⟨

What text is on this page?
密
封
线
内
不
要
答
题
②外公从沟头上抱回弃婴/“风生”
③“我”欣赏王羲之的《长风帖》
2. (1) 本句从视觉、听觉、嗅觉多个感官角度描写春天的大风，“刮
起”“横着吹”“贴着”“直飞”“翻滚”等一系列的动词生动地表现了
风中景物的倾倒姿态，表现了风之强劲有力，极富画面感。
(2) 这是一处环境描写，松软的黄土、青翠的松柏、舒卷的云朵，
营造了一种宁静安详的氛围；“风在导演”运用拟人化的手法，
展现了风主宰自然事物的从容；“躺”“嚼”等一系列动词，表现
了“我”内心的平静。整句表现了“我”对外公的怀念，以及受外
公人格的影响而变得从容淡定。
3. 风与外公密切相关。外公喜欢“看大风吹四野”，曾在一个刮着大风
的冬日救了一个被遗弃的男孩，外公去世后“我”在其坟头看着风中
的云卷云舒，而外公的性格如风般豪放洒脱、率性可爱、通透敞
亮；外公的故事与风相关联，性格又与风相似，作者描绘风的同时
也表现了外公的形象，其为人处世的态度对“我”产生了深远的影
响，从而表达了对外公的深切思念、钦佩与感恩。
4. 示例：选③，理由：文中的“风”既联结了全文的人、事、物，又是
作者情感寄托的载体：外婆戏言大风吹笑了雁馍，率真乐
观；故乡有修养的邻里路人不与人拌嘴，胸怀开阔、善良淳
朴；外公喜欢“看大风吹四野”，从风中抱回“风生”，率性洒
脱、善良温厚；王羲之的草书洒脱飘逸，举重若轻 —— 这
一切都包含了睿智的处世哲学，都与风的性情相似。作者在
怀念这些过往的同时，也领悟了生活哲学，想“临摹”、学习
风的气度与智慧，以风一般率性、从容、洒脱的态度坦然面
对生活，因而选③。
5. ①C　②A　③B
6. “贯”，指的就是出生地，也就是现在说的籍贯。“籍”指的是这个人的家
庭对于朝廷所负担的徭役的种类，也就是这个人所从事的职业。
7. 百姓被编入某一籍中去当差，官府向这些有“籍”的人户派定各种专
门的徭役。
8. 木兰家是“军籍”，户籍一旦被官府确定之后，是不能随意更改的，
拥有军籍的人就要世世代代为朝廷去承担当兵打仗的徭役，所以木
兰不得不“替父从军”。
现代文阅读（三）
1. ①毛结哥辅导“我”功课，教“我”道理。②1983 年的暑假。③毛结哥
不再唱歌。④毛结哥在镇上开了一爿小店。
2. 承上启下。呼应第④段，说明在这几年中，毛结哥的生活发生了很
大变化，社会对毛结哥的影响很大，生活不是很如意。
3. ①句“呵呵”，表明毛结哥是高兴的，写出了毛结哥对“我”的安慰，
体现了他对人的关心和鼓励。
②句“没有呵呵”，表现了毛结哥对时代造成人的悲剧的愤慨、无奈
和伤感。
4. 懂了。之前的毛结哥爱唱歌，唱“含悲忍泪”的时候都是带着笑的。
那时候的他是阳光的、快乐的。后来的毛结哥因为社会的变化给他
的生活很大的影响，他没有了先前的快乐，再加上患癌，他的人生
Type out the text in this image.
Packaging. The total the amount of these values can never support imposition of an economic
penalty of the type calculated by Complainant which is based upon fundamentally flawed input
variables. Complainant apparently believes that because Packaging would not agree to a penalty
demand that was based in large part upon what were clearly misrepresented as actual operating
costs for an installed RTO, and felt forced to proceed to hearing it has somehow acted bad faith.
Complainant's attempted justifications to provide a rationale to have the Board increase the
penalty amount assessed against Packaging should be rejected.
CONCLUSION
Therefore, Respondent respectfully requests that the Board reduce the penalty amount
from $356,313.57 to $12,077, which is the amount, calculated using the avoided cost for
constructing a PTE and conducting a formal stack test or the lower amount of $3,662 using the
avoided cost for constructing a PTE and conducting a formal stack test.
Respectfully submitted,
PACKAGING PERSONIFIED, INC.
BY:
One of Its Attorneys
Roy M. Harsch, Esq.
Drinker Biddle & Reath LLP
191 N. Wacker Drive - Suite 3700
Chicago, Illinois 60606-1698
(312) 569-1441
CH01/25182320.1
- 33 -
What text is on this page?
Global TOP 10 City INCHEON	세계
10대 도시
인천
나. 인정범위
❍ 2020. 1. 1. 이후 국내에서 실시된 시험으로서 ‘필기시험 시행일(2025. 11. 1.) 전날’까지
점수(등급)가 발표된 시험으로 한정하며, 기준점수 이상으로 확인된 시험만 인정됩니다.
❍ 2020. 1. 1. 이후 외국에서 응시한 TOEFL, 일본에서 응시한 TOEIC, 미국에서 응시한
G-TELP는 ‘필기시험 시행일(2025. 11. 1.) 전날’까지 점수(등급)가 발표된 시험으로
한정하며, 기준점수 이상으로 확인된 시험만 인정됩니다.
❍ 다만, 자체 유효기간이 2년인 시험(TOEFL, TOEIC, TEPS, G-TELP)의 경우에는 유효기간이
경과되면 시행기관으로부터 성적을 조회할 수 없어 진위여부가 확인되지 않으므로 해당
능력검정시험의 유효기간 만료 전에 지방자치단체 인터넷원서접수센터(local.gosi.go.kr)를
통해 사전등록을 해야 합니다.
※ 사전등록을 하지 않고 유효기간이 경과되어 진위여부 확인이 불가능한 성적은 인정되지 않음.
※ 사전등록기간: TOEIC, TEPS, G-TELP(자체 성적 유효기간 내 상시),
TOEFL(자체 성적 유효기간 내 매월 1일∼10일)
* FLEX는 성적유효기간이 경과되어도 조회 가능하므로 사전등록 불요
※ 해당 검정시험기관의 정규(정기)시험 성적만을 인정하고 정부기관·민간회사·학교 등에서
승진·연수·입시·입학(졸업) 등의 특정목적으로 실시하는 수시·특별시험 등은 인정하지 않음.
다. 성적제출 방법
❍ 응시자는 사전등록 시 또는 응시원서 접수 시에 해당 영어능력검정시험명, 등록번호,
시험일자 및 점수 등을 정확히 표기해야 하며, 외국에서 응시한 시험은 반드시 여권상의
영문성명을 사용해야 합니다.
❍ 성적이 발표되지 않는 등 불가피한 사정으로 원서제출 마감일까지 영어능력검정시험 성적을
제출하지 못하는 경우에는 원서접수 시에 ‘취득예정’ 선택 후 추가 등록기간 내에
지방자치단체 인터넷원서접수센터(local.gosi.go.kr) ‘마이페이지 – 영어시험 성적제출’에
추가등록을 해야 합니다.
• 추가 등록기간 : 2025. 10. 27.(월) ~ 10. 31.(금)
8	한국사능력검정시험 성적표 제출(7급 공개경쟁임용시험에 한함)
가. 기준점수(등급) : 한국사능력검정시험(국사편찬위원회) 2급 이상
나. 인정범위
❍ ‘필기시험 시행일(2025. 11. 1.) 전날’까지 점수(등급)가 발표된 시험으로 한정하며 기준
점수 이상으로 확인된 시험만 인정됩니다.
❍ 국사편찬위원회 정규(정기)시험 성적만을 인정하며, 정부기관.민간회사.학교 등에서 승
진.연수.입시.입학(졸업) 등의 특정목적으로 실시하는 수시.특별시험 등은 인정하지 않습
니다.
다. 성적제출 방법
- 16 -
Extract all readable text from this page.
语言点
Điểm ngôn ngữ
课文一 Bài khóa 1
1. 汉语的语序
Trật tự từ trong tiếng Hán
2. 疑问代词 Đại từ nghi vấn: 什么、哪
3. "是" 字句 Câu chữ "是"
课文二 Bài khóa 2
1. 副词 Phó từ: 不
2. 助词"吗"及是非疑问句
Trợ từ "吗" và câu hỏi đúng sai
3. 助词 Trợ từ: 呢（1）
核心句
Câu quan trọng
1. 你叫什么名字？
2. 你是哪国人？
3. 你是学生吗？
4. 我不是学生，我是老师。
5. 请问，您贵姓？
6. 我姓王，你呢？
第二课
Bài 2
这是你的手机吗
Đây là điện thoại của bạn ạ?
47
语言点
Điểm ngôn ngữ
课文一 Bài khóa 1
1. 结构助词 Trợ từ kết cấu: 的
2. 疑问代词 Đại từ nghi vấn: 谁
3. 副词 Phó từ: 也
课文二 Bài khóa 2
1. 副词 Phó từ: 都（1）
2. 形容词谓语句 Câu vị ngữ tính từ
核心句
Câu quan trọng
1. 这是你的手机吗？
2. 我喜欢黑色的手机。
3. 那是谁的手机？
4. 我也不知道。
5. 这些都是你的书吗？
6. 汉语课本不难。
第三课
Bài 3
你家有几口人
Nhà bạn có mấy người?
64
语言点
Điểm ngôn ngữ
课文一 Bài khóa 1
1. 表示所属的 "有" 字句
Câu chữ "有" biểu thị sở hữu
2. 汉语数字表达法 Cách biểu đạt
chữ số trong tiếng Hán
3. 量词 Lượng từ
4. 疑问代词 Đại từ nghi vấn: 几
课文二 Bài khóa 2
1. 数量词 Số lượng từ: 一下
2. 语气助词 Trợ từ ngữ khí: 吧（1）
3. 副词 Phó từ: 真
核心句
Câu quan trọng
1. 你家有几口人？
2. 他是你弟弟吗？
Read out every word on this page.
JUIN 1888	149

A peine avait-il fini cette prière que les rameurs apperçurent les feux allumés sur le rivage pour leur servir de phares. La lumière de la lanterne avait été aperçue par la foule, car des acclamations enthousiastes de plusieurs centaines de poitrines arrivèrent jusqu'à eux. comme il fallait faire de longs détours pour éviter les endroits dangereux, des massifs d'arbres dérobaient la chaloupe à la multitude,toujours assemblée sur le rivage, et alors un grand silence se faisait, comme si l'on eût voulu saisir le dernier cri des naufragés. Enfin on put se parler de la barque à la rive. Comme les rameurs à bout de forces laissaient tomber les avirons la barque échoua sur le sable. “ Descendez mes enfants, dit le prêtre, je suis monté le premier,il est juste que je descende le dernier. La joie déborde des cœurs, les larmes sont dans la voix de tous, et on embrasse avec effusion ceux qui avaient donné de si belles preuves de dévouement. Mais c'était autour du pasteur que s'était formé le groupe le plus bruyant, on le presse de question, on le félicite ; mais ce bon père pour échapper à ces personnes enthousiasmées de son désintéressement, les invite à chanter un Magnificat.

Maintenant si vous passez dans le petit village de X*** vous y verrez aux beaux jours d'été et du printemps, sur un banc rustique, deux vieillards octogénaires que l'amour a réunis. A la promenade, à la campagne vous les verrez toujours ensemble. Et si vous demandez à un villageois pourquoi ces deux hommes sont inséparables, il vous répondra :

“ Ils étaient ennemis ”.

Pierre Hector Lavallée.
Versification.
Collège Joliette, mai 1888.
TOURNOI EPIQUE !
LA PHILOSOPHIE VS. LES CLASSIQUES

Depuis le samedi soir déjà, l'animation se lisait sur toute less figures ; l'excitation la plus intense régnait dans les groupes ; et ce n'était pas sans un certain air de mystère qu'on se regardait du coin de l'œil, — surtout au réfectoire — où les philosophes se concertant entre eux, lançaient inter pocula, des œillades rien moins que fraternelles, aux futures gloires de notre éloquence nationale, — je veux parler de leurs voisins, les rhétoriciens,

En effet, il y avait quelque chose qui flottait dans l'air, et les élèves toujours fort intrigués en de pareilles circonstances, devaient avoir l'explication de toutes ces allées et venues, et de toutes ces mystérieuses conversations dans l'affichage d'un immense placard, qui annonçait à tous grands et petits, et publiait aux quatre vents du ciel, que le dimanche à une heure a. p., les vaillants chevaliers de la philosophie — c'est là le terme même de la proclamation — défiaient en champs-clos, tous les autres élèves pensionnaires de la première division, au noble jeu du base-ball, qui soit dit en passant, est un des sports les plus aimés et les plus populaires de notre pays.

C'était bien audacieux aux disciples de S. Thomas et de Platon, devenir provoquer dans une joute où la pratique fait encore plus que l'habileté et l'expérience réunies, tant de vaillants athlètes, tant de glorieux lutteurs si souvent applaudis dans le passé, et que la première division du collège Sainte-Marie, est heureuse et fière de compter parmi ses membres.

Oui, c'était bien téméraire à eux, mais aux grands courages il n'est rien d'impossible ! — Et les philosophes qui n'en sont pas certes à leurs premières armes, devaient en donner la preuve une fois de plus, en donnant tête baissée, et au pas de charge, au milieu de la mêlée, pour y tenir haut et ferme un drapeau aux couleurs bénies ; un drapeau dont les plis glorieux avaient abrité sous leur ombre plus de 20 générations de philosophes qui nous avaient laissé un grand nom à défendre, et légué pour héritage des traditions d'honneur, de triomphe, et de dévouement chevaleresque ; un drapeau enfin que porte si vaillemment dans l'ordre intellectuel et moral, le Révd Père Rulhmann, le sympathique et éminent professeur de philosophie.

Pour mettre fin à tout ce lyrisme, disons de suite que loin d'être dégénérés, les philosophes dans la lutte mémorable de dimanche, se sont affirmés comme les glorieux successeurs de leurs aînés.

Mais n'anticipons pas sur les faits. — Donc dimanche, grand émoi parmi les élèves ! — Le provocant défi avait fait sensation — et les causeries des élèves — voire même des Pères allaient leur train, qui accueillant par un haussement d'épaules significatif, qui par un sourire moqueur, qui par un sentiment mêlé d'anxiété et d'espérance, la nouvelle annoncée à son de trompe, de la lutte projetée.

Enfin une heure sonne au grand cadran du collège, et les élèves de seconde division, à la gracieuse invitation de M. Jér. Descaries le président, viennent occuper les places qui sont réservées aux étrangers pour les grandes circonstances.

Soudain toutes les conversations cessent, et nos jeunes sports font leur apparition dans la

⟩

#### STATED EXERCISE:
Lines from the records above that hold "test" are the ones to list.

#### CORRECT RESULT:
constructing a PTE and conducting a formal stack test or the lower amount of $3,662 using the
avoided cost for constructing a PTE and conducting a formal stack test.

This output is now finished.